— Request —
From the listing that follows, extract every line and set it down unaltered.
## start
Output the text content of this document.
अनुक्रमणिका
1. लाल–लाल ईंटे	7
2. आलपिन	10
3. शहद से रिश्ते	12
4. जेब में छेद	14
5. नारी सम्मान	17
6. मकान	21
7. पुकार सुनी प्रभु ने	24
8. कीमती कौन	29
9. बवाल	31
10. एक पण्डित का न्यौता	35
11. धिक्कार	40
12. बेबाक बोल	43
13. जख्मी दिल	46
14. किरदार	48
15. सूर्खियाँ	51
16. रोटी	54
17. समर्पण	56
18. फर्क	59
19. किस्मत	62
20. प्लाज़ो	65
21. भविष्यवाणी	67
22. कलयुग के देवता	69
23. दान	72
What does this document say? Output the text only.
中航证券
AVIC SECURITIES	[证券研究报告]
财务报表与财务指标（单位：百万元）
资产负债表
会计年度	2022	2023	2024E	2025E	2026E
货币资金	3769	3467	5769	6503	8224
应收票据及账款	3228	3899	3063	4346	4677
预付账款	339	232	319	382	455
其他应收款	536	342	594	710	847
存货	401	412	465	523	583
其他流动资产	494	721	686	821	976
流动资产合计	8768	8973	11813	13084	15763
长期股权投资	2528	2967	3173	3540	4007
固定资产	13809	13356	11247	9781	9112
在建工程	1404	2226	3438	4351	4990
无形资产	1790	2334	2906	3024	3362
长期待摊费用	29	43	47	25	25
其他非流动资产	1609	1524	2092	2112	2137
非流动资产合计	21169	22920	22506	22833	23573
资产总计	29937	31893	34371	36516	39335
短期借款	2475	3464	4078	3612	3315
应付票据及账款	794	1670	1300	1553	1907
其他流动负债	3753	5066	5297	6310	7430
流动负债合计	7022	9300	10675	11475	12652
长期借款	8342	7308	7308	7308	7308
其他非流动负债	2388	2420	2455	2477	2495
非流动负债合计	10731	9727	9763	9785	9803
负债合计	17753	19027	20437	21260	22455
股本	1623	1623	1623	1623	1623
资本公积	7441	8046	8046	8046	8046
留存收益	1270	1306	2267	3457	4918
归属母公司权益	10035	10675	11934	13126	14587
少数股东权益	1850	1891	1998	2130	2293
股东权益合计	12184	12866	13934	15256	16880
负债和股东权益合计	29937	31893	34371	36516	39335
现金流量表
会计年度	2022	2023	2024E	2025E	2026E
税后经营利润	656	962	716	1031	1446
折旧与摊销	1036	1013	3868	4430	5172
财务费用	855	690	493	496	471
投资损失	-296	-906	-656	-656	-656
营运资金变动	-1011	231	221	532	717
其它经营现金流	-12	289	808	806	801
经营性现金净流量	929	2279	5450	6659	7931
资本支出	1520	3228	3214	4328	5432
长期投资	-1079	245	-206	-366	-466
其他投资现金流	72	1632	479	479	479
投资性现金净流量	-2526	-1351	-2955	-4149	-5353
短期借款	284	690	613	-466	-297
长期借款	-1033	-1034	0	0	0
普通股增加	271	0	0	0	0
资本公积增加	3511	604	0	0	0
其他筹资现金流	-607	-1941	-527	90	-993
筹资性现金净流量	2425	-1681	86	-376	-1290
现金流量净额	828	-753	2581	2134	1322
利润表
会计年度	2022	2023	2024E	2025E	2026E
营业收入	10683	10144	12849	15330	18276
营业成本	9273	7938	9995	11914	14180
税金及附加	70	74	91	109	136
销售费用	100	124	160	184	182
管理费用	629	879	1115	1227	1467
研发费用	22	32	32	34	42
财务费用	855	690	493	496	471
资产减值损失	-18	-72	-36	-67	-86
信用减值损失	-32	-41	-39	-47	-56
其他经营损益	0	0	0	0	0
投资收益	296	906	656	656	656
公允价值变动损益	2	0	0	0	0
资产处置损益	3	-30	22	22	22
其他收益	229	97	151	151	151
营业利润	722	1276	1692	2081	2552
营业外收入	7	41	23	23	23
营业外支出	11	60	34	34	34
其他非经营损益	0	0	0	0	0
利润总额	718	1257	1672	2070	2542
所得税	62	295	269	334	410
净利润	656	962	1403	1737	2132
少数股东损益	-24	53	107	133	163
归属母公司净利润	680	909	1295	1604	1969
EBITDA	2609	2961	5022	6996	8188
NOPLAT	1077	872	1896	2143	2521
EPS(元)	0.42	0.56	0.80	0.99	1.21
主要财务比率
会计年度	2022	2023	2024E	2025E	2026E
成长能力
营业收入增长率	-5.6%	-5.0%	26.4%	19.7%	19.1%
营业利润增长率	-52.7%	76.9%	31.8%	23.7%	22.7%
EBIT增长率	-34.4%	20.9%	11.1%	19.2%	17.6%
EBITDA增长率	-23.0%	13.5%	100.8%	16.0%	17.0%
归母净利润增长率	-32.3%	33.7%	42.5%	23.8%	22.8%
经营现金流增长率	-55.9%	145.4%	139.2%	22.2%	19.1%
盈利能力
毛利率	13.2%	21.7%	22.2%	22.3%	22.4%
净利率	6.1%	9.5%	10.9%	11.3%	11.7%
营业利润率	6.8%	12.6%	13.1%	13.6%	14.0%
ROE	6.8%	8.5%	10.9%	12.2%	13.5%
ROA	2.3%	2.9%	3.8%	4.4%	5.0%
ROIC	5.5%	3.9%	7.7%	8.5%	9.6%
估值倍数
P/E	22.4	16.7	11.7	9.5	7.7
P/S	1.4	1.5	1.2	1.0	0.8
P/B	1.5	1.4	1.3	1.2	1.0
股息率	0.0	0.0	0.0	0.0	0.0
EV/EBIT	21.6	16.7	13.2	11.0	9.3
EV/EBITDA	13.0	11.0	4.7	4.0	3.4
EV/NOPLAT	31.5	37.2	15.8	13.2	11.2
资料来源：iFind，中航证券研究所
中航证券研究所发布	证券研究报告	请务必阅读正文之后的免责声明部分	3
## end
— Output for this exercise —
Output the text content of this document.
अनुक्रमणिका
1. लाल–लाल ईंटे	7
2. आलपिन	10
3. शहद से रिश्ते	12
4. जेब में छेद	14
5. नारी सम्मान	17
6. मकान	21
7. पुकार सुनी प्रभु ने	24
8. कीमती कौन	29
9. बवाल	31
10. एक पण्डित का न्यौता	35
11. धिक्कार	40
12. बेबाक बोल	43
13. जख्मी दिल	46
14. किरदार	48
15. सूर्खियाँ	51
16. रोटी	54
17. समर्पण	56
18. फर्क	59
19. किस्मत	62
20. प्लाज़ो	65
21. भविष्यवाणी	67
22. कलयुग के देवता	69
23. दान	72
What does this document say? Output the text only.
中航证券
AVIC SECURITIES	[证券研究报告]
财务报表与财务指标（单位：百万元）
资产负债表
会计年度	2022	2023	2024E	2025E	2026E
货币资金	3769	3467	5769	6503	8224
应收票据及账款	3228	3899	3063	4346	4677
预付账款	339	232	319	382	455
其他应收款	536	342	594	710	847
存货	401	412	465	523	583
其他流动资产	494	721	686	821	976
流动资产合计	8768	8973	11813	13084	15763
长期股权投资	2528	2967	3173	3540	4007
固定资产	13809	13356	11247	9781	9112
在建工程	1404	2226	3438	4351	4990
无形资产	1790	2334	2906	3024	3362
长期待摊费用	29	43	47	25	25
其他非流动资产	1609	1524	2092	2112	2137
非流动资产合计	21169	22920	22506	22833	23573
资产总计	29937	31893	34371	36516	39335
短期借款	2475	3464	4078	3612	3315
应付票据及账款	794	1670	1300	1553	1907
其他流动负债	3753	5066	5297	6310	7430
流动负债合计	7022	9300	10675	11475	12652
长期借款	8342	7308	7308	7308	7308
其他非流动负债	2388	2420	2455	2477	2495
非流动负债合计	10731	9727	9763	9785	9803
负债合计	17753	19027	20437	21260	22455
股本	1623	1623	1623	1623	1623
资本公积	7441	8046	8046	8046	8046
留存收益	1270	1306	2267	3457	4918
归属母公司权益	10035	10675	11934	13126	14587
少数股东权益	1850	1891	1998	2130	2293
股东权益合计	12184	12866	13934	15256	16880
负债和股东权益合计	29937	31893	34371	36516	39335
现金流量表
会计年度	2022	2023	2024E	2025E	2026E
税后经营利润	656	962	716	1031	1446
折旧与摊销	1036	1013	3868	4430	5172
财务费用	855	690	493	496	471
投资损失	-296	-906	-656	-656	-656
营运资金变动	-1011	231	221	532	717
其它经营现金流	-12	289	808	806	801
经营性现金净流量	929	2279	5450	6659	7931
资本支出	1520	3228	3214	4328	5432
长期投资	-1079	245	-206	-366	-466
其他投资现金流	72	1632	479	479	479
投资性现金净流量	-2526	-1351	-2955	-4149	-5353
短期借款	284	690	613	-466	-297
长期借款	-1033	-1034	0	0	0
普通股增加	271	0	0	0	0
资本公积增加	3511	604	0	0	0
其他筹资现金流	-607	-1941	-527	90	-993
筹资性现金净流量	2425	-1681	86	-376	-1290
现金流量净额	828	-753	2581	2134	1322
利润表
会计年度	2022	2023	2024E	2025E	2026E
营业收入	10683	10144	12849	15330	18276
营业成本	9273	7938	9995	11914	14180
税金及附加	70	74	91	109	136
销售费用	100	124	160	184	182
管理费用	629	879	1115	1227	1467
研发费用	22	32	32	34	42
财务费用	855	690	493	496	471
资产减值损失	-18	-72	-36	-67	-86
信用减值损失	-32	-41	-39	-47	-56
其他经营损益	0	0	0	0	0
投资收益	296	906	656	656	656
公允价值变动损益	2	0	0	0	0
资产处置损益	3	-30	22	22	22
其他收益	229	97	151	151	151
营业利润	722	1276	1692	2081	2552
营业外收入	7	41	23	23	23
营业外支出	11	60	34	34	34
其他非经营损益	0	0	0	0	0
利润总额	718	1257	1672	2070	2542
所得税	62	295	269	334	410
净利润	656	962	1403	1737	2132
少数股东损益	-24	53	107	133	163
归属母公司净利润	680	909	1295	1604	1969
EBITDA	2609	2961	5022	6996	8188
NOPLAT	1077	872	1896	2143	2521
EPS(元)	0.42	0.56	0.80	0.99	1.21
主要财务比率
会计年度	2022	2023	2024E	2025E	2026E
成长能力
营业收入增长率	-5.6%	-5.0%	26.4%	19.7%	19.1%
营业利润增长率	-52.7%	76.9%	31.8%	23.7%	22.7%
EBIT增长率	-34.4%	20.9%	11.1%	19.2%	17.6%
EBITDA增长率	-23.0%	13.5%	100.8%	16.0%	17.0%
归母净利润增长率	-32.3%	33.7%	42.5%	23.8%	22.8%
经营现金流增长率	-55.9%	145.4%	139.2%	22.2%	19.1%
盈利能力
毛利率	13.2%	21.7%	22.2%	22.3%	22.4%
净利率	6.1%	9.5%	10.9%	11.3%	11.7%
营业利润率	6.8%	12.6%	13.1%	13.6%	14.0%
ROE	6.8%	8.5%	10.9%	12.2%	13.5%
ROA	2.3%	2.9%	3.8%	4.4%	5.0%
ROIC	5.5%	3.9%	7.7%	8.5%	9.6%
估值倍数
P/E	22.4	16.7	11.7	9.5	7.7
P/S	1.4	1.5	1.2	1.0	0.8
P/B	1.5	1.4	1.3	1.2	1.0
股息率	0.0	0.0	0.0	0.0	0.0
EV/EBIT	21.6	16.7	13.2	11.0	9.3
EV/EBITDA	13.0	11.0	4.7	4.0	3.4
EV/NOPLAT	31.5	37.2	15.8	13.2	11.2
资料来源：iFind，中航证券研究所
中航证券研究所发布	证券研究报告	请务必阅读正文之后的免责声明部分	3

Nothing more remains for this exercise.